Problem statement:
Omit the images, then print each record below exactly as it reads.

The input:
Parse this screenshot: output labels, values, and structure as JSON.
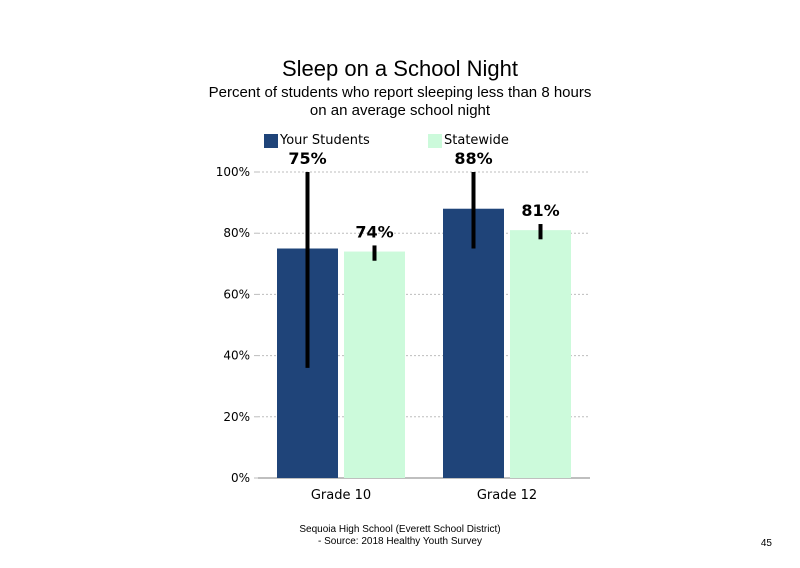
{
  "slide": {
    "title": "Sleep on a School Night",
    "subtitle_line1": "Percent of students who report sleeping less than 8 hours",
    "subtitle_line2": "on an average school night",
    "footer_line1": "Sequoia High School (Everett School District)",
    "footer_line2": "- Source: 2018 Healthy Youth Survey",
    "page_number": "45"
  },
  "chart_data": {
    "type": "bar",
    "title": "Sleep on a School Night",
    "subtitle": "Percent of students who report sleeping less than 8 hours on an average school night",
    "xlabel": "",
    "ylabel": "",
    "categories": [
      "Grade 10",
      "Grade 12"
    ],
    "series": [
      {
        "name": "Your Students",
        "color": "#1f4479",
        "values": [
          75,
          88
        ],
        "labels": [
          "75%",
          "88%"
        ],
        "error_low": [
          36,
          75
        ],
        "error_high": [
          100,
          100
        ]
      },
      {
        "name": "Statewide",
        "color": "#ccfadb",
        "values": [
          74,
          81
        ],
        "labels": [
          "74%",
          "81%"
        ],
        "error_low": [
          71,
          78
        ],
        "error_high": [
          76,
          83
        ]
      }
    ],
    "ylim": [
      0,
      100
    ],
    "yticks": [
      0,
      20,
      40,
      60,
      80,
      100
    ],
    "ytick_labels": [
      "0%",
      "20%",
      "40%",
      "60%",
      "80%",
      "100%"
    ],
    "grid": "horizontal dotted",
    "legend": "top",
    "error_bar_color": "#000000"
  }
}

Task response:
Parse this screenshot: output labels, values, and structure as JSON.
{
  "slide": {
    "title": "Sleep on a School Night",
    "subtitle_line1": "Percent of students who report sleeping less than 8 hours",
    "subtitle_line2": "on an average school night",
    "footer_line1": "Sequoia High School (Everett School District)",
    "footer_line2": "- Source: 2018 Healthy Youth Survey",
    "page_number": "45"
  },
  "chart_data": {
    "type": "bar",
    "title": "Sleep on a School Night",
    "subtitle": "Percent of students who report sleeping less than 8 hours on an average school night",
    "xlabel": "",
    "ylabel": "",
    "categories": [
      "Grade 10",
      "Grade 12"
    ],
    "series": [
      {
        "name": "Your Students",
        "color": "#1f4479",
        "values": [
          75,
          88
        ],
        "labels": [
          "75%",
          "88%"
        ],
        "error_low": [
          36,
          75
        ],
        "error_high": [
          100,
          100
        ]
      },
      {
        "name": "Statewide",
        "color": "#ccfadb",
        "values": [
          74,
          81
        ],
        "labels": [
          "74%",
          "81%"
        ],
        "error_low": [
          71,
          78
        ],
        "error_high": [
          76,
          83
        ]
      }
    ],
    "ylim": [
      0,
      100
    ],
    "yticks": [
      0,
      20,
      40,
      60,
      80,
      100
    ],
    "ytick_labels": [
      "0%",
      "20%",
      "40%",
      "60%",
      "80%",
      "100%"
    ],
    "grid": "horizontal dotted",
    "legend": "top",
    "error_bar_color": "#000000"
  }
}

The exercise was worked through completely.